#### REQUIRED ACTION
Output all the data below verbatim.

*** Opening SOURCE DATA ***

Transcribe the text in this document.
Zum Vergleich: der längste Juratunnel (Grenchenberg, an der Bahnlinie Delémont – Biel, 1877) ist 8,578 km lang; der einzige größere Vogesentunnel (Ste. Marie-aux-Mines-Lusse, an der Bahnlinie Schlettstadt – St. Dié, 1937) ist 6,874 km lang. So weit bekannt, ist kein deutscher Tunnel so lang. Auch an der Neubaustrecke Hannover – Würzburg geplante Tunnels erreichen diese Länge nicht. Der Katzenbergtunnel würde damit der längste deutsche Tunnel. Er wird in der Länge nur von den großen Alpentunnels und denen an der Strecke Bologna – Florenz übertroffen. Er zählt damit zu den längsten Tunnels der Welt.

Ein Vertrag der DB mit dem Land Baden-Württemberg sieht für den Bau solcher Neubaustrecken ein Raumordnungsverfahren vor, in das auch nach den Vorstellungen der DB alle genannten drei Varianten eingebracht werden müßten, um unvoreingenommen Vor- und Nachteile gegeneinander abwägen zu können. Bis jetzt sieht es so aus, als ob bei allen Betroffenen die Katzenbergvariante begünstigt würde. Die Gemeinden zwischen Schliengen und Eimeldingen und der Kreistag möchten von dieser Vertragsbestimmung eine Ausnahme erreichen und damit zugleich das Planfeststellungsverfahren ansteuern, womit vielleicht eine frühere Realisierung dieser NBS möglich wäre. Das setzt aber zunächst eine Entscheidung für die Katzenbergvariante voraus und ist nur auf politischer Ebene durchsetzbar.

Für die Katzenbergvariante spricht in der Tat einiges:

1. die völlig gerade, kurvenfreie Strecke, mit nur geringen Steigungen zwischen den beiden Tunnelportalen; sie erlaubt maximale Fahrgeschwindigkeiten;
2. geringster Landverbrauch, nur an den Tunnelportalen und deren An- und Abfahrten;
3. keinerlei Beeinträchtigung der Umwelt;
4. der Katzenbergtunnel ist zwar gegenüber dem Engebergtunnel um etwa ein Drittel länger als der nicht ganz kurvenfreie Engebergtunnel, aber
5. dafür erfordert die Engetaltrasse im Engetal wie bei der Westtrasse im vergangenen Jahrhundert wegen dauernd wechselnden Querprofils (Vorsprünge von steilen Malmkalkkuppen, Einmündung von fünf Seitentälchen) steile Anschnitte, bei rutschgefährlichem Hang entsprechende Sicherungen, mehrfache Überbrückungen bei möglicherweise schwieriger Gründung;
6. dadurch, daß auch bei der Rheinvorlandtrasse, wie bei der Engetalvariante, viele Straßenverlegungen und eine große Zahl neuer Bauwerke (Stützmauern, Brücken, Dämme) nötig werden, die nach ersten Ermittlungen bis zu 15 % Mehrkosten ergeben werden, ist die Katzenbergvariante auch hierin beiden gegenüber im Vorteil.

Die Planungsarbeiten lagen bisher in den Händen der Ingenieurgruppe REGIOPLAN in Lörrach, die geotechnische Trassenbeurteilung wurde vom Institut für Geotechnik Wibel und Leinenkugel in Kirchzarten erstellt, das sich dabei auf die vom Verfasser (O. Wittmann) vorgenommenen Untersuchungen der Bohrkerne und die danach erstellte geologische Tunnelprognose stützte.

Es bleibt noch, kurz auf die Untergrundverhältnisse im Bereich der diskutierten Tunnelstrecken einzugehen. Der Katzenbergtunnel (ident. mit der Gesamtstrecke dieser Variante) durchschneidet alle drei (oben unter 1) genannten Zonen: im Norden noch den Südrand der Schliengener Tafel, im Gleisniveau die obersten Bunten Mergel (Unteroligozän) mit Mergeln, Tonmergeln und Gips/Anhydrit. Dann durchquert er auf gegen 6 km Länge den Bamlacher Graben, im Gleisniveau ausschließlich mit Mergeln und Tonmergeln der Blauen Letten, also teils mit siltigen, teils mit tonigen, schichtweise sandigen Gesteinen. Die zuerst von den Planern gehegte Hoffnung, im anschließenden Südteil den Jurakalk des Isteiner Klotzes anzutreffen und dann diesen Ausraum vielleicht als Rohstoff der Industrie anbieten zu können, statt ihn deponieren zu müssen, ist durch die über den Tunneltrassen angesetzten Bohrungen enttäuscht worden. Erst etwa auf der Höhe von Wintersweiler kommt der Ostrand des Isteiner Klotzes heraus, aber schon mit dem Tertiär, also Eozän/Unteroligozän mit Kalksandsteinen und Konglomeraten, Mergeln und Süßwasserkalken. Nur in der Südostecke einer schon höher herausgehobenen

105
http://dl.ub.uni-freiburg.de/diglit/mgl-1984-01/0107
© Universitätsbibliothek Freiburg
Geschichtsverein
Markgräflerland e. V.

*** Closing SOURCE DATA ***

#### RESULT OF THIS EXERCISE
Transcribe the text in this document.
Zum Vergleich: der längste Juratunnel (Grenchenberg, an der Bahnlinie Delémont – Biel, 1877) ist 8,578 km lang; der einzige größere Vogesentunnel (Ste. Marie-aux-Mines-Lusse, an der Bahnlinie Schlettstadt – St. Dié, 1937) ist 6,874 km lang. So weit bekannt, ist kein deutscher Tunnel so lang. Auch an der Neubaustrecke Hannover – Würzburg geplante Tunnels erreichen diese Länge nicht. Der Katzenbergtunnel würde damit der längste deutsche Tunnel. Er wird in der Länge nur von den großen Alpentunnels und denen an der Strecke Bologna – Florenz übertroffen. Er zählt damit zu den längsten Tunnels der Welt.

Ein Vertrag der DB mit dem Land Baden-Württemberg sieht für den Bau solcher Neubaustrecken ein Raumordnungsverfahren vor, in das auch nach den Vorstellungen der DB alle genannten drei Varianten eingebracht werden müßten, um unvoreingenommen Vor- und Nachteile gegeneinander abwägen zu können. Bis jetzt sieht es so aus, als ob bei allen Betroffenen die Katzenbergvariante begünstigt würde. Die Gemeinden zwischen Schliengen und Eimeldingen und der Kreistag möchten von dieser Vertragsbestimmung eine Ausnahme erreichen und damit zugleich das Planfeststellungsverfahren ansteuern, womit vielleicht eine frühere Realisierung dieser NBS möglich wäre. Das setzt aber zunächst eine Entscheidung für die Katzenbergvariante voraus und ist nur auf politischer Ebene durchsetzbar.

Für die Katzenbergvariante spricht in der Tat einiges:

1. die völlig gerade, kurvenfreie Strecke, mit nur geringen Steigungen zwischen den beiden Tunnelportalen; sie erlaubt maximale Fahrgeschwindigkeiten;
2. geringster Landverbrauch, nur an den Tunnelportalen und deren An- und Abfahrten;
3. keinerlei Beeinträchtigung der Umwelt;
4. der Katzenbergtunnel ist zwar gegenüber dem Engebergtunnel um etwa ein Drittel länger als der nicht ganz kurvenfreie Engebergtunnel, aber
5. dafür erfordert die Engetaltrasse im Engetal wie bei der Westtrasse im vergangenen Jahrhundert wegen dauernd wechselnden Querprofils (Vorsprünge von steilen Malmkalkkuppen, Einmündung von fünf Seitentälchen) steile Anschnitte, bei rutschgefährlichem Hang entsprechende Sicherungen, mehrfache Überbrückungen bei möglicherweise schwieriger Gründung;
6. dadurch, daß auch bei der Rheinvorlandtrasse, wie bei der Engetalvariante, viele Straßenverlegungen und eine große Zahl neuer Bauwerke (Stützmauern, Brücken, Dämme) nötig werden, die nach ersten Ermittlungen bis zu 15 % Mehrkosten ergeben werden, ist die Katzenbergvariante auch hierin beiden gegenüber im Vorteil.

Die Planungsarbeiten lagen bisher in den Händen der Ingenieurgruppe REGIOPLAN in Lörrach, die geotechnische Trassenbeurteilung wurde vom Institut für Geotechnik Wibel und Leinenkugel in Kirchzarten erstellt, das sich dabei auf die vom Verfasser (O. Wittmann) vorgenommenen Untersuchungen der Bohrkerne und die danach erstellte geologische Tunnelprognose stützte.

Es bleibt noch, kurz auf die Untergrundverhältnisse im Bereich der diskutierten Tunnelstrecken einzugehen. Der Katzenbergtunnel (ident. mit der Gesamtstrecke dieser Variante) durchschneidet alle drei (oben unter 1) genannten Zonen: im Norden noch den Südrand der Schliengener Tafel, im Gleisniveau die obersten Bunten Mergel (Unteroligozän) mit Mergeln, Tonmergeln und Gips/Anhydrit. Dann durchquert er auf gegen 6 km Länge den Bamlacher Graben, im Gleisniveau ausschließlich mit Mergeln und Tonmergeln der Blauen Letten, also teils mit siltigen, teils mit tonigen, schichtweise sandigen Gesteinen. Die zuerst von den Planern gehegte Hoffnung, im anschließenden Südteil den Jurakalk des Isteiner Klotzes anzutreffen und dann diesen Ausraum vielleicht als Rohstoff der Industrie anbieten zu können, statt ihn deponieren zu müssen, ist durch die über den Tunneltrassen angesetzten Bohrungen enttäuscht worden. Erst etwa auf der Höhe von Wintersweiler kommt der Ostrand des Isteiner Klotzes heraus, aber schon mit dem Tertiär, also Eozän/Unteroligozän mit Kalksandsteinen und Konglomeraten, Mergeln und Süßwasserkalken. Nur in der Südostecke einer schon höher herausgehobenen

105
http://dl.ub.uni-freiburg.de/diglit/mgl-1984-01/0107
© Universitätsbibliothek Freiburg
Geschichtsverein
Markgräflerland e. V.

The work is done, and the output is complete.